▶ _Task to carry out_
Return every line of the material exactly.

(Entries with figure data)

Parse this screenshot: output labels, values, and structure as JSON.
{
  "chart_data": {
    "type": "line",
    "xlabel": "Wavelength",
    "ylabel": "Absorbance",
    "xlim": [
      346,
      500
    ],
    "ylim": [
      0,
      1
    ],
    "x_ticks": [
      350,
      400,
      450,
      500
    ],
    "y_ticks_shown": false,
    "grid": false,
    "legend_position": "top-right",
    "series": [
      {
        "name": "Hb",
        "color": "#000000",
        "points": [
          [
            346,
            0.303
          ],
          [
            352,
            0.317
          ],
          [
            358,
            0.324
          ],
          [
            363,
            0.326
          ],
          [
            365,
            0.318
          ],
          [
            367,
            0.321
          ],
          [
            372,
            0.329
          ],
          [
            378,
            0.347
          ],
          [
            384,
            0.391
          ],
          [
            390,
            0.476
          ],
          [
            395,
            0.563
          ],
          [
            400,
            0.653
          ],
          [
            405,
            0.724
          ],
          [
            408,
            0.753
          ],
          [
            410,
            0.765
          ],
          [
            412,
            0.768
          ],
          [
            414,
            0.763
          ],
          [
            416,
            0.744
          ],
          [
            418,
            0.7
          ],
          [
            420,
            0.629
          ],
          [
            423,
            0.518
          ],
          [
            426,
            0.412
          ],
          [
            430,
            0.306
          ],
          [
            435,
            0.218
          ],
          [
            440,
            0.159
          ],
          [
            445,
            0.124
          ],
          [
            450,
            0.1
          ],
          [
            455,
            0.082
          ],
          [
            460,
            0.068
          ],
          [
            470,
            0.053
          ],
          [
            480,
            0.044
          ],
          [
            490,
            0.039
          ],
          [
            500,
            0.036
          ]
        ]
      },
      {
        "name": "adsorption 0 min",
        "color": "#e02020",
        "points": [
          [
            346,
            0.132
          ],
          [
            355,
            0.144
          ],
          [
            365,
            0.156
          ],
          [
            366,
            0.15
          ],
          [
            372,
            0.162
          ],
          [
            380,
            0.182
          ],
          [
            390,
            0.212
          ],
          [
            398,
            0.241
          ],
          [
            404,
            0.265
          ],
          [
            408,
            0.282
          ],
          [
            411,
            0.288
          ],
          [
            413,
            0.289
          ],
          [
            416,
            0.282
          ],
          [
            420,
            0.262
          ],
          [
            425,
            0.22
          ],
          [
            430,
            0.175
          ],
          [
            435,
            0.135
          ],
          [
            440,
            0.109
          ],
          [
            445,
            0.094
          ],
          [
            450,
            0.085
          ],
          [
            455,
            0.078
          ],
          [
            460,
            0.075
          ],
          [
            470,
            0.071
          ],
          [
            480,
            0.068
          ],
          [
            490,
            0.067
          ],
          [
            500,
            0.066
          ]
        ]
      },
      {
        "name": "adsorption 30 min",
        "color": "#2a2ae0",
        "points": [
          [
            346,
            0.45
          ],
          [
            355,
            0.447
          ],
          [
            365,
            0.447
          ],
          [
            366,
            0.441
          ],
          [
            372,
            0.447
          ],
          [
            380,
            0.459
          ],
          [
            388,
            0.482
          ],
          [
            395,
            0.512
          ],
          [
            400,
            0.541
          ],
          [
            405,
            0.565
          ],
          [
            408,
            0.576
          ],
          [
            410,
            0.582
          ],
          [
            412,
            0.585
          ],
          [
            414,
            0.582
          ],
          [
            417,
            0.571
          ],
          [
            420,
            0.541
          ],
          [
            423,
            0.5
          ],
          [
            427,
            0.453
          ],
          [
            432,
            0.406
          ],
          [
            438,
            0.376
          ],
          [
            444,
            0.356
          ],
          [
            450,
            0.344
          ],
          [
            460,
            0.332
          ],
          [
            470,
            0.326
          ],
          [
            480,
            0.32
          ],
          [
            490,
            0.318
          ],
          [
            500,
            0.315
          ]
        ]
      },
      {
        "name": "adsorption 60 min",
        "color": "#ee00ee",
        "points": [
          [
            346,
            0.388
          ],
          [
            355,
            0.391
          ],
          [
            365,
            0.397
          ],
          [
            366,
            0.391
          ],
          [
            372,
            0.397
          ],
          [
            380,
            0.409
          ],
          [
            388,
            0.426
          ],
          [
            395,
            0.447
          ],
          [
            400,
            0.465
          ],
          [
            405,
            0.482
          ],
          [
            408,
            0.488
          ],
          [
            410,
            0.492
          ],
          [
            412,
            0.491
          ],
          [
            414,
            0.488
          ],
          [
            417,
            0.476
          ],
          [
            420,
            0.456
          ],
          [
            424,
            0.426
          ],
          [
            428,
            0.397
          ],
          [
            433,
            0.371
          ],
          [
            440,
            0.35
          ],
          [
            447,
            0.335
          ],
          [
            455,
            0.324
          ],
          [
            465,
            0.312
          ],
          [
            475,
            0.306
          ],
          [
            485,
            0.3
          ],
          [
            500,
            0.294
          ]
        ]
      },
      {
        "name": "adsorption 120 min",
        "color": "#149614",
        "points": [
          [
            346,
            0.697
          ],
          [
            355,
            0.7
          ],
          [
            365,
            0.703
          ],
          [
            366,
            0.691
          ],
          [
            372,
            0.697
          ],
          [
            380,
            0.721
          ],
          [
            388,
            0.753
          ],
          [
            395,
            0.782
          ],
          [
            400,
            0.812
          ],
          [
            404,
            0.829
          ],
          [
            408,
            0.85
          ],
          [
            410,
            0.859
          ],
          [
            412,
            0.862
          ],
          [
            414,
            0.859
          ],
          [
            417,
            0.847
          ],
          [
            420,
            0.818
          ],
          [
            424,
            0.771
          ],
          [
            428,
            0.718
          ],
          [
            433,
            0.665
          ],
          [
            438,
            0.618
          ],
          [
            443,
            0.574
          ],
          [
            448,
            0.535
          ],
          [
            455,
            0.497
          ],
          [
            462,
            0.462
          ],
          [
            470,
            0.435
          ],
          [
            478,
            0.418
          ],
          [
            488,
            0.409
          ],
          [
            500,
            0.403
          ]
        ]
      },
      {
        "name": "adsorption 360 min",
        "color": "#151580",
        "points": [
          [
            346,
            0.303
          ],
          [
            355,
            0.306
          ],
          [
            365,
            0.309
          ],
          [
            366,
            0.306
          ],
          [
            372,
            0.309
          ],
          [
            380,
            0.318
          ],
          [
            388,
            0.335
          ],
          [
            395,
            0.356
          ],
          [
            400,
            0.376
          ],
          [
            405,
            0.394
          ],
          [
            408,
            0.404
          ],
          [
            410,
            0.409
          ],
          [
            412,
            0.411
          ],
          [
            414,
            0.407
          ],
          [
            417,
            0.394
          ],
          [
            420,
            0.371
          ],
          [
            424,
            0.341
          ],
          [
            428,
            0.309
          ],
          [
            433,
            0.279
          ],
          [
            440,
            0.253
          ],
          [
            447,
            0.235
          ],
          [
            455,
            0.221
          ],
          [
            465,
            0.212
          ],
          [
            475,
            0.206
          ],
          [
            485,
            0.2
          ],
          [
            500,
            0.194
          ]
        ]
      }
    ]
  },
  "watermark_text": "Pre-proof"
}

▶ _Worked solution_
Parse this screenshot: output labels, values, and structure as JSON.
{
  "chart_data": {
    "type": "line",
    "xlabel": "Wavelength",
    "ylabel": "Absorbance",
    "xlim": [
      346,
      500
    ],
    "ylim": [
      0,
      1
    ],
    "x_ticks": [
      350,
      400,
      450,
      500
    ],
    "y_ticks_shown": false,
    "grid": false,
    "legend_position": "top-right",
    "series": [
      {
        "name": "Hb",
        "color": "#000000",
        "points": [
          [
            346,
            0.303
          ],
          [
            352,
            0.317
          ],
          [
            358,
            0.324
          ],
          [
            363,
            0.326
          ],
          [
            365,
            0.318
          ],
          [
            367,
            0.321
          ],
          [
            372,
            0.329
          ],
          [
            378,
            0.347
          ],
          [
            384,
            0.391
          ],
          [
            390,
            0.476
          ],
          [
            395,
            0.563
          ],
          [
            400,
            0.653
          ],
          [
            405,
            0.724
          ],
          [
            408,
            0.753
          ],
          [
            410,
            0.765
          ],
          [
            412,
            0.768
          ],
          [
            414,
            0.763
          ],
          [
            416,
            0.744
          ],
          [
            418,
            0.7
          ],
          [
            420,
            0.629
          ],
          [
            423,
            0.518
          ],
          [
            426,
            0.412
          ],
          [
            430,
            0.306
          ],
          [
            435,
            0.218
          ],
          [
            440,
            0.159
          ],
          [
            445,
            0.124
          ],
          [
            450,
            0.1
          ],
          [
            455,
            0.082
          ],
          [
            460,
            0.068
          ],
          [
            470,
            0.053
          ],
          [
            480,
            0.044
          ],
          [
            490,
            0.039
          ],
          [
            500,
            0.036
          ]
        ]
      },
      {
        "name": "adsorption 0 min",
        "color": "#e02020",
        "points": [
          [
            346,
            0.132
          ],
          [
            355,
            0.144
          ],
          [
            365,
            0.156
          ],
          [
            366,
            0.15
          ],
          [
            372,
            0.162
          ],
          [
            380,
            0.182
          ],
          [
            390,
            0.212
          ],
          [
            398,
            0.241
          ],
          [
            404,
            0.265
          ],
          [
            408,
            0.282
          ],
          [
            411,
            0.288
          ],
          [
            413,
            0.289
          ],
          [
            416,
            0.282
          ],
          [
            420,
            0.262
          ],
          [
            425,
            0.22
          ],
          [
            430,
            0.175
          ],
          [
            435,
            0.135
          ],
          [
            440,
            0.109
          ],
          [
            445,
            0.094
          ],
          [
            450,
            0.085
          ],
          [
            455,
            0.078
          ],
          [
            460,
            0.075
          ],
          [
            470,
            0.071
          ],
          [
            480,
            0.068
          ],
          [
            490,
            0.067
          ],
          [
            500,
            0.066
          ]
        ]
      },
      {
        "name": "adsorption 30 min",
        "color": "#2a2ae0",
        "points": [
          [
            346,
            0.45
          ],
          [
            355,
            0.447
          ],
          [
            365,
            0.447
          ],
          [
            366,
            0.441
          ],
          [
            372,
            0.447
          ],
          [
            380,
            0.459
          ],
          [
            388,
            0.482
          ],
          [
            395,
            0.512
          ],
          [
            400,
            0.541
          ],
          [
            405,
            0.565
          ],
          [
            408,
            0.576
          ],
          [
            410,
            0.582
          ],
          [
            412,
            0.585
          ],
          [
            414,
            0.582
          ],
          [
            417,
            0.571
          ],
          [
            420,
            0.541
          ],
          [
            423,
            0.5
          ],
          [
            427,
            0.453
          ],
          [
            432,
            0.406
          ],
          [
            438,
            0.376
          ],
          [
            444,
            0.356
          ],
          [
            450,
            0.344
          ],
          [
            460,
            0.332
          ],
          [
            470,
            0.326
          ],
          [
            480,
            0.32
          ],
          [
            490,
            0.318
          ],
          [
            500,
            0.315
          ]
        ]
      },
      {
        "name": "adsorption 60 min",
        "color": "#ee00ee",
        "points": [
          [
            346,
            0.388
          ],
          [
            355,
            0.391
          ],
          [
            365,
            0.397
          ],
          [
            366,
            0.391
          ],
          [
            372,
            0.397
          ],
          [
            380,
            0.409
          ],
          [
            388,
            0.426
          ],
          [
            395,
            0.447
          ],
          [
            400,
            0.465
          ],
          [
            405,
            0.482
          ],
          [
            408,
            0.488
          ],
          [
            410,
            0.492
          ],
          [
            412,
            0.491
          ],
          [
            414,
            0.488
          ],
          [
            417,
            0.476
          ],
          [
            420,
            0.456
          ],
          [
            424,
            0.426
          ],
          [
            428,
            0.397
          ],
          [
            433,
            0.371
          ],
          [
            440,
            0.35
          ],
          [
            447,
            0.335
          ],
          [
            455,
            0.324
          ],
          [
            465,
            0.312
          ],
          [
            475,
            0.306
          ],
          [
            485,
            0.3
          ],
          [
            500,
            0.294
          ]
        ]
      },
      {
        "name": "adsorption 120 min",
        "color": "#149614",
        "points": [
          [
            346,
            0.697
          ],
          [
            355,
            0.7
          ],
          [
            365,
            0.703
          ],
          [
            366,
            0.691
          ],
          [
            372,
            0.697
          ],
          [
            380,
            0.721
          ],
          [
            388,
            0.753
          ],
          [
            395,
            0.782
          ],
          [
            400,
            0.812
          ],
          [
            404,
            0.829
          ],
          [
            408,
            0.85
          ],
          [
            410,
            0.859
          ],
          [
            412,
            0.862
          ],
          [
            414,
            0.859
          ],
          [
            417,
            0.847
          ],
          [
            420,
            0.818
          ],
          [
            424,
            0.771
          ],
          [
            428,
            0.718
          ],
          [
            433,
            0.665
          ],
          [
            438,
            0.618
          ],
          [
            443,
            0.574
          ],
          [
            448,
            0.535
          ],
          [
            455,
            0.497
          ],
          [
            462,
            0.462
          ],
          [
            470,
            0.435
          ],
          [
            478,
            0.418
          ],
          [
            488,
            0.409
          ],
          [
            500,
            0.403
          ]
        ]
      },
      {
        "name": "adsorption 360 min",
        "color": "#151580",
        "points": [
          [
            346,
            0.303
          ],
          [
            355,
            0.306
          ],
          [
            365,
            0.309
          ],
          [
            366,
            0.306
          ],
          [
            372,
            0.309
          ],
          [
            380,
            0.318
          ],
          [
            388,
            0.335
          ],
          [
            395,
            0.356
          ],
          [
            400,
            0.376
          ],
          [
            405,
            0.394
          ],
          [
            408,
            0.404
          ],
          [
            410,
            0.409
          ],
          [
            412,
            0.411
          ],
          [
            414,
            0.407
          ],
          [
            417,
            0.394
          ],
          [
            420,
            0.371
          ],
          [
            424,
            0.341
          ],
          [
            428,
            0.309
          ],
          [
            433,
            0.279
          ],
          [
            440,
            0.253
          ],
          [
            447,
            0.235
          ],
          [
            455,
            0.221
          ],
          [
            465,
            0.212
          ],
          [
            475,
            0.206
          ],
          [
            485,
            0.2
          ],
          [
            500,
            0.194
          ]
        ]
      }
    ]
  },
  "watermark_text": "Pre-proof"
}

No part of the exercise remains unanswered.